**Problem:** Emit the line that holds "What does this" and all lines following it through the end of the data, verbatim, and nothing else.

**Available records:**
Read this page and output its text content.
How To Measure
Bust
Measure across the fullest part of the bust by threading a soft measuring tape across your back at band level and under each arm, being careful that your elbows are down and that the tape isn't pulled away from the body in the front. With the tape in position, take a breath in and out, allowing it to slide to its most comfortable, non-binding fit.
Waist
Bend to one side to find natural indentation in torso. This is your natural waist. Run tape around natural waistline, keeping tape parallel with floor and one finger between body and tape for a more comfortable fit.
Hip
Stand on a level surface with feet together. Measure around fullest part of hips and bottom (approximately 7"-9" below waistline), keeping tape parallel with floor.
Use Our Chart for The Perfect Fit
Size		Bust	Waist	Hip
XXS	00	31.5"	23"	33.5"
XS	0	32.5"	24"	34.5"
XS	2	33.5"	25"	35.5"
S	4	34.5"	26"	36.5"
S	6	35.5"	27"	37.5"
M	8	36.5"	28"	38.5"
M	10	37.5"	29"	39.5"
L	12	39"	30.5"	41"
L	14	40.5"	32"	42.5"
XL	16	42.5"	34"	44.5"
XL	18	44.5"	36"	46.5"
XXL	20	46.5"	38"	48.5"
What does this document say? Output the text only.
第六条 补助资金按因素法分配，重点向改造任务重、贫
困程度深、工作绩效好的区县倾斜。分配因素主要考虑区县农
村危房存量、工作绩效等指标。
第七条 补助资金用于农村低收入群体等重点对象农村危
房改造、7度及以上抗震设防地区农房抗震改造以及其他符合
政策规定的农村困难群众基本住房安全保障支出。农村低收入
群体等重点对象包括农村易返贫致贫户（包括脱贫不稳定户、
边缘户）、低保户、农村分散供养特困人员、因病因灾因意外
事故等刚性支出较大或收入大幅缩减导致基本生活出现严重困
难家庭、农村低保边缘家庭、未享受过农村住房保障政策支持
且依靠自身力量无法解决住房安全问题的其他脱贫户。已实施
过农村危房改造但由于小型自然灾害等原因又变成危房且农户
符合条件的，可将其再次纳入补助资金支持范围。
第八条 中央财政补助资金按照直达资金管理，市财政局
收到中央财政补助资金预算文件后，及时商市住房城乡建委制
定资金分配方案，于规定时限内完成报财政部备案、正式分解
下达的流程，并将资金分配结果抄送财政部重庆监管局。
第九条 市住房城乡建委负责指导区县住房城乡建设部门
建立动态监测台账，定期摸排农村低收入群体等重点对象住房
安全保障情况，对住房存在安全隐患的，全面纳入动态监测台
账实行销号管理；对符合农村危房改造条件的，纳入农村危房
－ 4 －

**Finished exercise:**
What does this document say? Output the text only.
第六条 补助资金按因素法分配，重点向改造任务重、贫
困程度深、工作绩效好的区县倾斜。分配因素主要考虑区县农
村危房存量、工作绩效等指标。
第七条 补助资金用于农村低收入群体等重点对象农村危
房改造、7度及以上抗震设防地区农房抗震改造以及其他符合
政策规定的农村困难群众基本住房安全保障支出。农村低收入
群体等重点对象包括农村易返贫致贫户（包括脱贫不稳定户、
边缘户）、低保户、农村分散供养特困人员、因病因灾因意外
事故等刚性支出较大或收入大幅缩减导致基本生活出现严重困
难家庭、农村低保边缘家庭、未享受过农村住房保障政策支持
且依靠自身力量无法解决住房安全问题的其他脱贫户。已实施
过农村危房改造但由于小型自然灾害等原因又变成危房且农户
符合条件的，可将其再次纳入补助资金支持范围。
第八条 中央财政补助资金按照直达资金管理，市财政局
收到中央财政补助资金预算文件后，及时商市住房城乡建委制
定资金分配方案，于规定时限内完成报财政部备案、正式分解
下达的流程，并将资金分配结果抄送财政部重庆监管局。
第九条 市住房城乡建委负责指导区县住房城乡建设部门
建立动态监测台账，定期摸排农村低收入群体等重点对象住房
安全保障情况，对住房存在安全隐患的，全面纳入动态监测台
账实行销号管理；对符合农村危房改造条件的，纳入农村危房
－ 4 －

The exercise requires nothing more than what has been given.